**INSTRUCTIONS TO FOLLOW**
Where a line contains the word "title", copy that line.

---

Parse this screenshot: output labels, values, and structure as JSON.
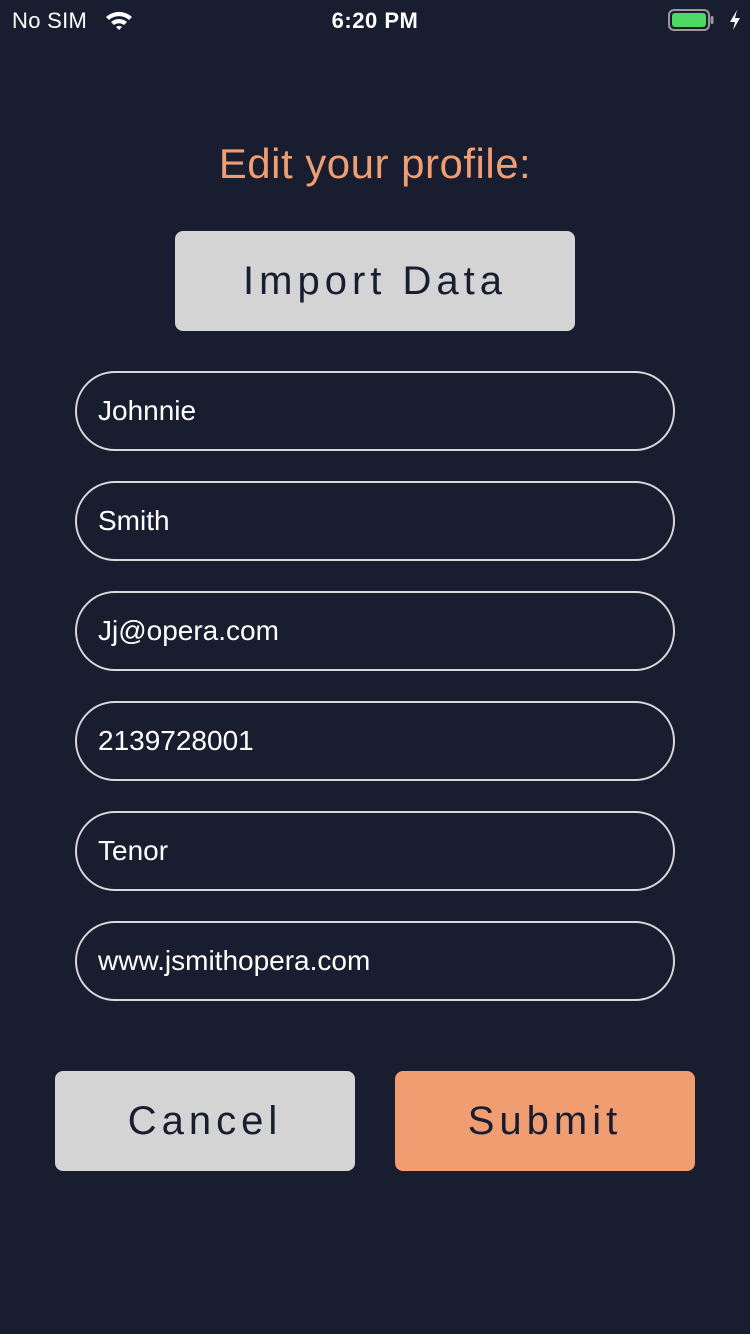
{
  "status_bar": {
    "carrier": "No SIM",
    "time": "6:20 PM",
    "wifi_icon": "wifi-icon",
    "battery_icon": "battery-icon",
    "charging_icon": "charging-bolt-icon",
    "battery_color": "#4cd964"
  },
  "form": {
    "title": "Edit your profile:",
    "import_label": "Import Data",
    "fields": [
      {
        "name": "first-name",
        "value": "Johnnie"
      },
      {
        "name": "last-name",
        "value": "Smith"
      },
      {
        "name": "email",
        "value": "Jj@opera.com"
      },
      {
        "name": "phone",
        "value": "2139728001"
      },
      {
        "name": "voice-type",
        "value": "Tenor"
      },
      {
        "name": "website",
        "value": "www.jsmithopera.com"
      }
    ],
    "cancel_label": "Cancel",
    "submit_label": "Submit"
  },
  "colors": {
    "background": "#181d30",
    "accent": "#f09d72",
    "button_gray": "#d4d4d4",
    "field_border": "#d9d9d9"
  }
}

---

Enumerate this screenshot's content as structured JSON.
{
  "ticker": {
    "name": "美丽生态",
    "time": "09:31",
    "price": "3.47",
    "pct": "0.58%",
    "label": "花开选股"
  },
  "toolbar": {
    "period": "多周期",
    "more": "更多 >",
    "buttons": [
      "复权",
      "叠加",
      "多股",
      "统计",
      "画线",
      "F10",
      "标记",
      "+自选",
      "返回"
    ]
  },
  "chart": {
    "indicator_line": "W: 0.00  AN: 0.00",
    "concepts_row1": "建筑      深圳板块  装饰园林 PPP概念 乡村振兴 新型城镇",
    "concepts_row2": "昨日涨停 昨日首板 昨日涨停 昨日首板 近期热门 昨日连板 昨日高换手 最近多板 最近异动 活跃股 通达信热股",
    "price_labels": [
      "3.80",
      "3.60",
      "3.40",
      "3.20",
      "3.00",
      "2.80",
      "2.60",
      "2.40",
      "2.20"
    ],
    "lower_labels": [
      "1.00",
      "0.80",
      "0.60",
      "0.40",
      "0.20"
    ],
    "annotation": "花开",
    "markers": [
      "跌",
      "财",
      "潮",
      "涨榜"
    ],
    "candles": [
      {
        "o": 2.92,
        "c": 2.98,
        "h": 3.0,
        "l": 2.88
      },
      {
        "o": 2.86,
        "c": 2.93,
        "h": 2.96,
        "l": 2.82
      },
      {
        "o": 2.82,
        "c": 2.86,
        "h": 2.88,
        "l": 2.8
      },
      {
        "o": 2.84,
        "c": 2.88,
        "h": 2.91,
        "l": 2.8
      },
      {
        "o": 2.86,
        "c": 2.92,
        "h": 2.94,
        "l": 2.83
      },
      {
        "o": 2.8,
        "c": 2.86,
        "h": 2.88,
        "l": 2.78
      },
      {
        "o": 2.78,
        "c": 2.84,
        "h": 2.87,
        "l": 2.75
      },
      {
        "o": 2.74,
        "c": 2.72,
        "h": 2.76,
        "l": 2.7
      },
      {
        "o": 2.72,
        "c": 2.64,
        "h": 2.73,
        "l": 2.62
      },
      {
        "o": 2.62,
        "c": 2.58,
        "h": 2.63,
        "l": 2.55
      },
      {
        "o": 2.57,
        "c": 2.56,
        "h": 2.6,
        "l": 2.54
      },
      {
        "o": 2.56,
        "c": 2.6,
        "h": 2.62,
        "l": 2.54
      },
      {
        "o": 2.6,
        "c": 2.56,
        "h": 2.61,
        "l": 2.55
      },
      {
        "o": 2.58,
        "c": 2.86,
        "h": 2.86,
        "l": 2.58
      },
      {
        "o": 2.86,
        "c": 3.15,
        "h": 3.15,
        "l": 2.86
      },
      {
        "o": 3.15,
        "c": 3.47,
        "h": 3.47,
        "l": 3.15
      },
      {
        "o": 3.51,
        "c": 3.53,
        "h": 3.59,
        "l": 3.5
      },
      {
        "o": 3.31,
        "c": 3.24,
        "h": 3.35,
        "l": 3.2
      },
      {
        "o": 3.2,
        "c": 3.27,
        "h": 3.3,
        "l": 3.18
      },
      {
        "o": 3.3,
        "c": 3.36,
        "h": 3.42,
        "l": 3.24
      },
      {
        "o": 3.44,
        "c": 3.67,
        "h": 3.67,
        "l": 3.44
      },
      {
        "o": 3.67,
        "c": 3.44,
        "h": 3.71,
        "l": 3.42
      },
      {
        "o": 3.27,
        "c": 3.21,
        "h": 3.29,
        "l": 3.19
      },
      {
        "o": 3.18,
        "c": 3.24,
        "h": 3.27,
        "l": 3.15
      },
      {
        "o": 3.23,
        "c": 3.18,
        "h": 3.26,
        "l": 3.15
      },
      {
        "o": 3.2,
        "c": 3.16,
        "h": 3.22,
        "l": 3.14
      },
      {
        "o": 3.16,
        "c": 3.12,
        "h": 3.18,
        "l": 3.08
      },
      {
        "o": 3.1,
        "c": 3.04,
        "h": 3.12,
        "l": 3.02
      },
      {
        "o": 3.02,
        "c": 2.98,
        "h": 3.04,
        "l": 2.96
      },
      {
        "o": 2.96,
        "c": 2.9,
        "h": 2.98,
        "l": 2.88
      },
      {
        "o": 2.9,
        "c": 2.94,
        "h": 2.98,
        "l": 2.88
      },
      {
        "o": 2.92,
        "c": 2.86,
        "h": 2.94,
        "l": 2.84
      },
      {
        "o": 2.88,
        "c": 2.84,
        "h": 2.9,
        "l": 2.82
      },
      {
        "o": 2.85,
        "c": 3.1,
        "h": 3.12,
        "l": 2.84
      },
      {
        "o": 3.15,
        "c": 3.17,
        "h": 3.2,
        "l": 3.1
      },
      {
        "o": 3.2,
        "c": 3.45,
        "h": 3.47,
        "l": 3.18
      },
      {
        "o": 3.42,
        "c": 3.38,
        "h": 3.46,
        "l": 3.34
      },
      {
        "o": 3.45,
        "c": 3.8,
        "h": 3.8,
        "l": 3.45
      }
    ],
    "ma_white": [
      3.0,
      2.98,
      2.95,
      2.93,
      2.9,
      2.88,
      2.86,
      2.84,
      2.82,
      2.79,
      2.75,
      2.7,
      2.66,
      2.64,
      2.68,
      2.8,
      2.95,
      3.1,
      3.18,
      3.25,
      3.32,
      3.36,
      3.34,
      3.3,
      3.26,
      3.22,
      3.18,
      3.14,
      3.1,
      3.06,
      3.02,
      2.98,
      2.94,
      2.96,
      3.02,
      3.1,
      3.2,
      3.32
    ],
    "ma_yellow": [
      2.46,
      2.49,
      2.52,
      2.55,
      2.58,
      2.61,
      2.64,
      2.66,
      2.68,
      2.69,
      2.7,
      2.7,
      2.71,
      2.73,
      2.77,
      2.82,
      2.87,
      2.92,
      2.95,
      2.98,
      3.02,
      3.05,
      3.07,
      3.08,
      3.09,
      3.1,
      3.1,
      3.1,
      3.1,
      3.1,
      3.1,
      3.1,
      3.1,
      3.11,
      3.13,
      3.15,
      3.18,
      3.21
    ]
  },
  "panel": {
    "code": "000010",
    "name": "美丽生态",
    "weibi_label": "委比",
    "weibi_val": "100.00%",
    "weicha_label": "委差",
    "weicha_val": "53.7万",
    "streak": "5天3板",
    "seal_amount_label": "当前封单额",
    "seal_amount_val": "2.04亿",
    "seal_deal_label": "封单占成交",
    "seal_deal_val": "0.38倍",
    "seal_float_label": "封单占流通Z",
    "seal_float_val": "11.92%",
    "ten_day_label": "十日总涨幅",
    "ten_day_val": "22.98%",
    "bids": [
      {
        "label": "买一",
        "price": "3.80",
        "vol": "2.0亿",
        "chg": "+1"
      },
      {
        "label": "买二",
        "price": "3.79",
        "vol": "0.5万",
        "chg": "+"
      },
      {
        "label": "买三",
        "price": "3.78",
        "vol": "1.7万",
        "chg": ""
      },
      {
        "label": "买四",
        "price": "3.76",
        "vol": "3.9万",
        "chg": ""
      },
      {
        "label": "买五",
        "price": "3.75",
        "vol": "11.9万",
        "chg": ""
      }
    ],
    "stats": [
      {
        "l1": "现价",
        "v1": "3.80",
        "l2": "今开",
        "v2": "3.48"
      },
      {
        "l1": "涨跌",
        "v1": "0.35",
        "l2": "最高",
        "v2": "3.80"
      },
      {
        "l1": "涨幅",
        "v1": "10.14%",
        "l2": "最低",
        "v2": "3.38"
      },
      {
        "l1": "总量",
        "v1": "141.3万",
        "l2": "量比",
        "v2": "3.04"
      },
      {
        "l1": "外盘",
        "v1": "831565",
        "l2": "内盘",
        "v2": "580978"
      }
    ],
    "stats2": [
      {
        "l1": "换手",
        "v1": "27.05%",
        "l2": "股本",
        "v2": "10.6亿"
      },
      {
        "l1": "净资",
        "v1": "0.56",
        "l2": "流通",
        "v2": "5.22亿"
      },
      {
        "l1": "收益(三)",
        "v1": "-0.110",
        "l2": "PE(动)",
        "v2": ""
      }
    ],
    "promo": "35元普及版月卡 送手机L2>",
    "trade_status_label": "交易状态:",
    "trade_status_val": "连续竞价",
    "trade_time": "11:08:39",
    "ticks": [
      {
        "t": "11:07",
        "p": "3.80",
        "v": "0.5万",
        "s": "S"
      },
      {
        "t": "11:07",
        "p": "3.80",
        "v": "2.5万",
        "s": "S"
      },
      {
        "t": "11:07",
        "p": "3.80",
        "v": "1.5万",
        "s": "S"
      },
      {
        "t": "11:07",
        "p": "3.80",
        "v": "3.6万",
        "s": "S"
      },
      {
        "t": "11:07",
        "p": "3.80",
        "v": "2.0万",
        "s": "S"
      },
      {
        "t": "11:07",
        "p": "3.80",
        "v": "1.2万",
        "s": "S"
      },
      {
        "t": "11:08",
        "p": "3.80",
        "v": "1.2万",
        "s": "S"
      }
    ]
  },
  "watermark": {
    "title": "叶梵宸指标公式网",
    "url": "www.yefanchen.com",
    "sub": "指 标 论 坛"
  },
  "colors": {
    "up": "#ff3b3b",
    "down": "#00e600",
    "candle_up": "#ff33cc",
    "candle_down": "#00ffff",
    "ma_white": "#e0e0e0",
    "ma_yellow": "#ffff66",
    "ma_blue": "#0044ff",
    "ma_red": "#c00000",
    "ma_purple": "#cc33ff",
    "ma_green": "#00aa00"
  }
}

---

**EXPECTED ANSWER**
    "title": "Edit your profile:",
    "title": "叶梵宸指标公式网",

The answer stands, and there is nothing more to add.